Saturday, May 10, 2014

Sagrada Familia

Tickets and a tour guide complete with microphone and headphone was all arranged for us! This group is amazing and takes such good care of the monastics, including me along for the ride! They all are very kind and solicitous of me! They really defer to and respect Doug and especially appreciate that he speaks such fluent Spanish. For several years he and Phap Son, a Spanish monastic whose mom I stayed with on Ibiza four years ago, and then I stayed in Barcelona on my own after I had visited Doug in Plum Village. Helena is supposed to be here and was in Madrid but I haven't seen her yet. I did see Michael (Phap Son) arrive and he is no longer in robes but still working with the group. I had heard he had left PV soon after I was there and we celebrated his 47th birthday with homemade pizza then but don't know the story!

Anyway he and Michael had been to Spain and Ibiza, one of the Balearics Islands like Majorca off the Spanish coast, several times. So the Spanish sangha's know Doug very well!

Sagrada Familia I remember from 1966 when Betty, Mary and I traveled that year in Europe together. I had never heard of Gaudi and thought the whole I thing was weird. We didn't go inside either because you couldn't or because we had no money. We saw 28 countries in that year hitch-hiking and staying in hostels. But I came with $600 and a one way ticket! I didn't go into the Louvre or many other sites that weren't free!

Anyhow In 1882 the foundation stone was laid for a church conceived by Francis de Paula del Villarreal who only worked on it for a year and a half. Antonio Gaudi, a young architect from Tarragon, took over the project for the next 43 years! It is still unfinished as he planned it and is projected for completion in 2026 which would be 100 years since his death, by getting hit and killed by a local bus or tram! There is 35% still incomplete.

- **What this task involves**:
Can you repeat, word for word, the part of the Sagrada Familia post between "Anyway he and" and "Doug very well!", inclusive?

(Stored data entries)
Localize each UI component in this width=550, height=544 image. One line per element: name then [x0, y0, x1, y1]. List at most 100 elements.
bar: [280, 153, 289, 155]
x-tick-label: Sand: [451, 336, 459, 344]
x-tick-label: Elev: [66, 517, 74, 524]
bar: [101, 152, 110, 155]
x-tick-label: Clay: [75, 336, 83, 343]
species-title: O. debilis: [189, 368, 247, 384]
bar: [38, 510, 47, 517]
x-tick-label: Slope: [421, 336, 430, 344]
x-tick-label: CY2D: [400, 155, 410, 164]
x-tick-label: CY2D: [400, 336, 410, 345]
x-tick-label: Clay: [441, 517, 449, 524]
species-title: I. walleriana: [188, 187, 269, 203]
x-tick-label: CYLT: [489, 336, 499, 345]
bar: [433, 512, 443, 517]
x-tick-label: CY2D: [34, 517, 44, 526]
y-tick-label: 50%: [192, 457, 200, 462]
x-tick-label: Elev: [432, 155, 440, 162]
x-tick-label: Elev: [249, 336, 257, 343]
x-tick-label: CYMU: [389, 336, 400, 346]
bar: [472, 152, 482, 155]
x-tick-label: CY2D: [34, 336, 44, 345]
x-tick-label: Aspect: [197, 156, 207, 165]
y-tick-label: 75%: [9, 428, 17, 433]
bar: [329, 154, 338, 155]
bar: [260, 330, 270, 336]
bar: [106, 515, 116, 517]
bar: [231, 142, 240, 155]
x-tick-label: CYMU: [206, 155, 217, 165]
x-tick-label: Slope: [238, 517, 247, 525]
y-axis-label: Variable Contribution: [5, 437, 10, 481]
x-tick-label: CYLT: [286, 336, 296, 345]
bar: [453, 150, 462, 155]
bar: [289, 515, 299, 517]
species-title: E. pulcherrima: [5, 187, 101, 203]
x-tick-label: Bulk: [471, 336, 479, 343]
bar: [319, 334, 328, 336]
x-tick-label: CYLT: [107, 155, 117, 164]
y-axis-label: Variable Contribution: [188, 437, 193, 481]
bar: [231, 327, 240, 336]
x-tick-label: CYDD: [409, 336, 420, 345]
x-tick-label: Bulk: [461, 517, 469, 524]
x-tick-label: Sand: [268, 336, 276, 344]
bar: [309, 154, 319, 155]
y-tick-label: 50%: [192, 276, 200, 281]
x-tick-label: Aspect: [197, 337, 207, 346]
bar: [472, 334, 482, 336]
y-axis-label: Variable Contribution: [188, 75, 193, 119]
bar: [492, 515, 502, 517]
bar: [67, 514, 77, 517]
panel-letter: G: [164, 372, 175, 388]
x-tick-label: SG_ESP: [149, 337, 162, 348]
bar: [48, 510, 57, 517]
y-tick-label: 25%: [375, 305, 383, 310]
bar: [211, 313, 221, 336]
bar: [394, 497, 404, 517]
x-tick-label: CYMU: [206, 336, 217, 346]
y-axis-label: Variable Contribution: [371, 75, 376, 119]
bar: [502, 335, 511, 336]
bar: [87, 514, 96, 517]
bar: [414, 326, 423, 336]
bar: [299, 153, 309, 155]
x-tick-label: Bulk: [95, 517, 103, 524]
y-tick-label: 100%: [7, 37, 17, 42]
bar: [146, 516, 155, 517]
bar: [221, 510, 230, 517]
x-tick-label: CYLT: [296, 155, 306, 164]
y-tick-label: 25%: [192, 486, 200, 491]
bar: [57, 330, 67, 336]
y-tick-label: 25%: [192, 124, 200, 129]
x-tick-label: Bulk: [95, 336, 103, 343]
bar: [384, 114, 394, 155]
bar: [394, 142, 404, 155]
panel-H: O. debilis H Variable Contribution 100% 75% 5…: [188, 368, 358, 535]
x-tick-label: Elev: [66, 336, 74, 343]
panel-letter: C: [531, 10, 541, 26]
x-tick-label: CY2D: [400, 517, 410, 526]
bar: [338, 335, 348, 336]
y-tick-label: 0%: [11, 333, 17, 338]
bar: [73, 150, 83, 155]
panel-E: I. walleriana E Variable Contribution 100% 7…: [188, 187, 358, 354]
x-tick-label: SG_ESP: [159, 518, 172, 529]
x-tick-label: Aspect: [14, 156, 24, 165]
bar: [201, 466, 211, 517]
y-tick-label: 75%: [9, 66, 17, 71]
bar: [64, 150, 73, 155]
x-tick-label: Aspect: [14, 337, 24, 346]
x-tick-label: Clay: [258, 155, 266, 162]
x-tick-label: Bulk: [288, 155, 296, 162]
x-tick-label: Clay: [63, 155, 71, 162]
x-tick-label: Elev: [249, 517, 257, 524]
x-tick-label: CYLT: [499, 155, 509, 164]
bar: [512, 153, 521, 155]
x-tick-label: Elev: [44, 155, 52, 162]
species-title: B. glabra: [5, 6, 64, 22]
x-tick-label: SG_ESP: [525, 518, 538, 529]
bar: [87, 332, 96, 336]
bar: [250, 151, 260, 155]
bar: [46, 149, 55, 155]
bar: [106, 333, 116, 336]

- **Result of the exercise**:
Anyway he and Michael had been to Spain and Ibiza, one of the Balearics Islands like Majorca off the Spanish coast, several times. So the Spanish sangha's know Doug very well!